§ **WHAT THE TASK ASKS**
Format as a Markdown table with the columns No. and Line the records from the line with "tube-label: no reducing — [69, 432, 132, 446]" up to and including the line with "liquid — [504, 263, 548, 405]", numbering each row and leaving out blank lines.

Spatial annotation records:
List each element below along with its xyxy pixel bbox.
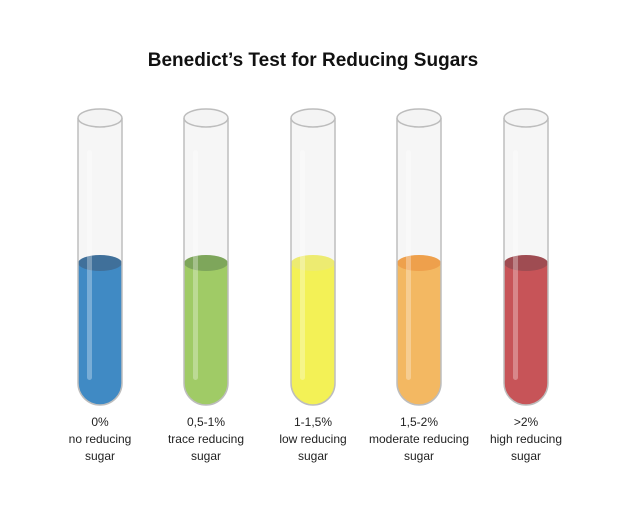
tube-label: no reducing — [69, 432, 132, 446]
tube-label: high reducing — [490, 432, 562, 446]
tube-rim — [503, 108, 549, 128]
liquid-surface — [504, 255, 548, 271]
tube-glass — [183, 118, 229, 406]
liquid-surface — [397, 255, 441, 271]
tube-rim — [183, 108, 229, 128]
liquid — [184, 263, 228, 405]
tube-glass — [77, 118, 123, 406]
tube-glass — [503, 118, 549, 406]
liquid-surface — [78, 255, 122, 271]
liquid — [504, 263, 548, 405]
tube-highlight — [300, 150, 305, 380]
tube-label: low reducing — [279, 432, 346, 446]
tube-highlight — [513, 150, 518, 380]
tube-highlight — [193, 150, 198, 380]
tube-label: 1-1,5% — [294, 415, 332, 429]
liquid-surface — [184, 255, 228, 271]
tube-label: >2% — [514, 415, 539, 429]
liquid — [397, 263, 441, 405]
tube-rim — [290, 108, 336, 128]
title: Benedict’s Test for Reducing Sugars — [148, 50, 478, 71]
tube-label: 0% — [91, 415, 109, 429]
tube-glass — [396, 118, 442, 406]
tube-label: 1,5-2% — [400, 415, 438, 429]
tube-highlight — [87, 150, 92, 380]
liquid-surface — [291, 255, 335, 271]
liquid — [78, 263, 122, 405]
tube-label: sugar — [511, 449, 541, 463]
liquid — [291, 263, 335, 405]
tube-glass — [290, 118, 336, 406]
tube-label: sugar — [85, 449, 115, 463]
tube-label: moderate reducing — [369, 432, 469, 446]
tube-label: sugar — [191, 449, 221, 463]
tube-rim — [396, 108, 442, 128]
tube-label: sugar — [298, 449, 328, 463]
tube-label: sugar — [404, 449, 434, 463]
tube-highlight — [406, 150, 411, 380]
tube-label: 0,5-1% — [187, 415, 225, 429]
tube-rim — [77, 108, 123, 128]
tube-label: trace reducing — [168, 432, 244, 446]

--

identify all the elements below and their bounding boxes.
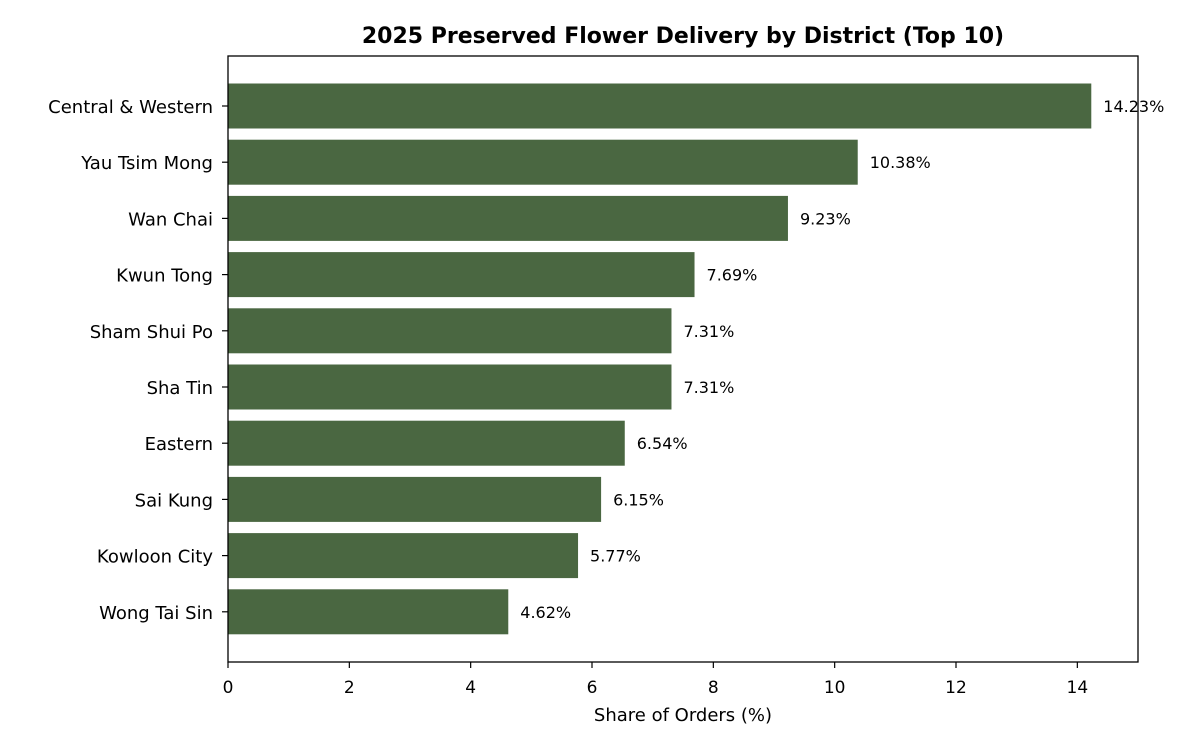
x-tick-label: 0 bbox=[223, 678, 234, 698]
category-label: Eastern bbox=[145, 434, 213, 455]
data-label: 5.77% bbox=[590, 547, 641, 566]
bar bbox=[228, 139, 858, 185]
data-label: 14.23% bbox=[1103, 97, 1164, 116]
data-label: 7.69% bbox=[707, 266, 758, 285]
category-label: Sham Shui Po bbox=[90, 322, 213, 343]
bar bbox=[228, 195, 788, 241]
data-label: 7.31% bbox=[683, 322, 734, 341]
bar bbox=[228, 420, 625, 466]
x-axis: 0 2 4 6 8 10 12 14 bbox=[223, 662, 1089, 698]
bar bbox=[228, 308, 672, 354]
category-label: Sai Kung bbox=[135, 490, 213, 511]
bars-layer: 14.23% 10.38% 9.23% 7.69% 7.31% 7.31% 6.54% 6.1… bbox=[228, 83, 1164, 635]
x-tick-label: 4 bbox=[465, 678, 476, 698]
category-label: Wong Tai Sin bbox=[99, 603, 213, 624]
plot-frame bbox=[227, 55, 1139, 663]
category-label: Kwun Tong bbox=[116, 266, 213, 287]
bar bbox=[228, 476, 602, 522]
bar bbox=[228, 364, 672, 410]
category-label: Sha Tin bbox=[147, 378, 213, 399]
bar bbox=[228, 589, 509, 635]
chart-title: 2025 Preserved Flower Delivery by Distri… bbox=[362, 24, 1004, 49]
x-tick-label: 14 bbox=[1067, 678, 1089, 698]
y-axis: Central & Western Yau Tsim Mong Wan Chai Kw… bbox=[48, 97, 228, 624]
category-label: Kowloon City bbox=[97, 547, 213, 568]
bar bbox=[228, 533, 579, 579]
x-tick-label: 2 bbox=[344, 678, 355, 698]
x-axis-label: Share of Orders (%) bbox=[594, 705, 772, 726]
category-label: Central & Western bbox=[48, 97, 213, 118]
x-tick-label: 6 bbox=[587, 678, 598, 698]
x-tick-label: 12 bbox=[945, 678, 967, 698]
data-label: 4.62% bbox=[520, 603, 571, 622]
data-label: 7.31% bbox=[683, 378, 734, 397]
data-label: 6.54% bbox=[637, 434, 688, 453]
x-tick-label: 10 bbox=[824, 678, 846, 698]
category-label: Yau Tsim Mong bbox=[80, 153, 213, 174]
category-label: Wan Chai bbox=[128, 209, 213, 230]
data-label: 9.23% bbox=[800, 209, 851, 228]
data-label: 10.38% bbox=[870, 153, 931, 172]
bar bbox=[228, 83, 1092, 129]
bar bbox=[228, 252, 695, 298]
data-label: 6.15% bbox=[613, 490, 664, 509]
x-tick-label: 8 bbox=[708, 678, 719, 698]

§ **RESPONSE TO THE EXERCISE**
| No. | Line |
|---|---|
| 1 | tube-label: no reducing — [69, 432, 132, 446] |
| 2 | tube-label: high reducing — [490, 432, 562, 446] |
| 3 | tube-rim — [503, 108, 549, 128] |
| 4 | liquid-surface — [504, 255, 548, 271] |
| 5 | tube-glass — [183, 118, 229, 406] |
| 6 | liquid-surface — [397, 255, 441, 271] |
| 7 | tube-rim — [183, 108, 229, 128] |
| 8 | liquid — [184, 263, 228, 405] |
| 9 | tube-glass — [77, 118, 123, 406] |
| 10 | tube-glass — [503, 118, 549, 406] |
| 11 | liquid-surface — [78, 255, 122, 271] |
| 12 | liquid — [504, 263, 548, 405] |